**Exercise prompt**.
Return the entire listing, word for word.

**Supplied data**.
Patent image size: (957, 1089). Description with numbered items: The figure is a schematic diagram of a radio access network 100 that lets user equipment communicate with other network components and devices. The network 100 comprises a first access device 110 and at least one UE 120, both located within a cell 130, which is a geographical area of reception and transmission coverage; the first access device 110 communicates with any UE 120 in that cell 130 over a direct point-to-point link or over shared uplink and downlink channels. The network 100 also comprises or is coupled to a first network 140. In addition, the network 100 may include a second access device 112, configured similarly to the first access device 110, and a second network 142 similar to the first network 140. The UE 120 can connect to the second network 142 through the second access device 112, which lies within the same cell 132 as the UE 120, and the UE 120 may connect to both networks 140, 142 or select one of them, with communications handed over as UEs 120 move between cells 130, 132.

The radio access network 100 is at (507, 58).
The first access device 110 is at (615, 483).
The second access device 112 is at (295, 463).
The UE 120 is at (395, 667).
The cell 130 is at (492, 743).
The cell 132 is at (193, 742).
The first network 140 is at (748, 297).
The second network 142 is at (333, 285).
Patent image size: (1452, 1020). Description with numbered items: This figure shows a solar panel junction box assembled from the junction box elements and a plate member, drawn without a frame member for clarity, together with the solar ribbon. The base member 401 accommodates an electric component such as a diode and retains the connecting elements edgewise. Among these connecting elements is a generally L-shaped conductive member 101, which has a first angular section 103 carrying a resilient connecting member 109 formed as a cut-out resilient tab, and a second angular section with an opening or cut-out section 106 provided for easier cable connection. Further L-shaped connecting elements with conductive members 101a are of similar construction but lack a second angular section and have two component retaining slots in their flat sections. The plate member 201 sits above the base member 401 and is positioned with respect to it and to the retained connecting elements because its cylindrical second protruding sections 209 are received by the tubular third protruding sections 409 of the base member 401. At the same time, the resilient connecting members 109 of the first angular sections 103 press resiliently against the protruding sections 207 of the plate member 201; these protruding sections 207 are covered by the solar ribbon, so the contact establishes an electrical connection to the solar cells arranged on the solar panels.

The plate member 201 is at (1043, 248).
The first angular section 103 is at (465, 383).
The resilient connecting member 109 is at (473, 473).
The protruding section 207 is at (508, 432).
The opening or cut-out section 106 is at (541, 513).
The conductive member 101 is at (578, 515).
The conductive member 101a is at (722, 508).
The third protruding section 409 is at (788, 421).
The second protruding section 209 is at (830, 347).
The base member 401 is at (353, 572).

**Result of the exercise**.
Patent image size: (957, 1089). Description with numbered items: The figure is a schematic diagram of a radio access network 100 that lets user equipment communicate with other network components and devices. The network 100 comprises a first access device 110 and at least one UE 120, both located within a cell 130, which is a geographical area of reception and transmission coverage; the first access device 110 communicates with any UE 120 in that cell 130 over a direct point-to-point link or over shared uplink and downlink channels. The network 100 also comprises or is coupled to a first network 140. In addition, the network 100 may include a second access device 112, configured similarly to the first access device 110, and a second network 142 similar to the first network 140. The UE 120 can connect to the second network 142 through the second access device 112, which lies within the same cell 132 as the UE 120, and the UE 120 may connect to both networks 140, 142 or select one of them, with communications handed over as UEs 120 move between cells 130, 132.

The radio access network 100 is at (507, 58).
The first access device 110 is at (615, 483).
The second access device 112 is at (295, 463).
The UE 120 is at (395, 667).
The cell 130 is at (492, 743).
The cell 132 is at (193, 742).
The first network 140 is at (748, 297).
The second network 142 is at (333, 285).
Patent image size: (1452, 1020). Description with numbered items: This figure shows a solar panel junction box assembled from the junction box elements and a plate member, drawn without a frame member for clarity, together with the solar ribbon. The base member 401 accommodates an electric component such as a diode and retains the connecting elements edgewise. Among these connecting elements is a generally L-shaped conductive member 101, which has a first angular section 103 carrying a resilient connecting member 109 formed as a cut-out resilient tab, and a second angular section with an opening or cut-out section 106 provided for easier cable connection. Further L-shaped connecting elements with conductive members 101a are of similar construction but lack a second angular section and have two component retaining slots in their flat sections. The plate member 201 sits above the base member 401 and is positioned with respect to it and to the retained connecting elements because its cylindrical second protruding sections 209 are received by the tubular third protruding sections 409 of the base member 401. At the same time, the resilient connecting members 109 of the first angular sections 103 press resiliently against the protruding sections 207 of the plate member 201; these protruding sections 207 are covered by the solar ribbon, so the contact establishes an electrical connection to the solar cells arranged on the solar panels.

The plate member 201 is at (1043, 248).
The first angular section 103 is at (465, 383).
The resilient connecting member 109 is at (473, 473).
The protruding section 207 is at (508, 432).
The opening or cut-out section 106 is at (541, 513).
The conductive member 101 is at (578, 515).
The conductive member 101a is at (722, 508).
The third protruding section 409 is at (788, 421).
The second protruding section 209 is at (830, 347).
The base member 401 is at (353, 572).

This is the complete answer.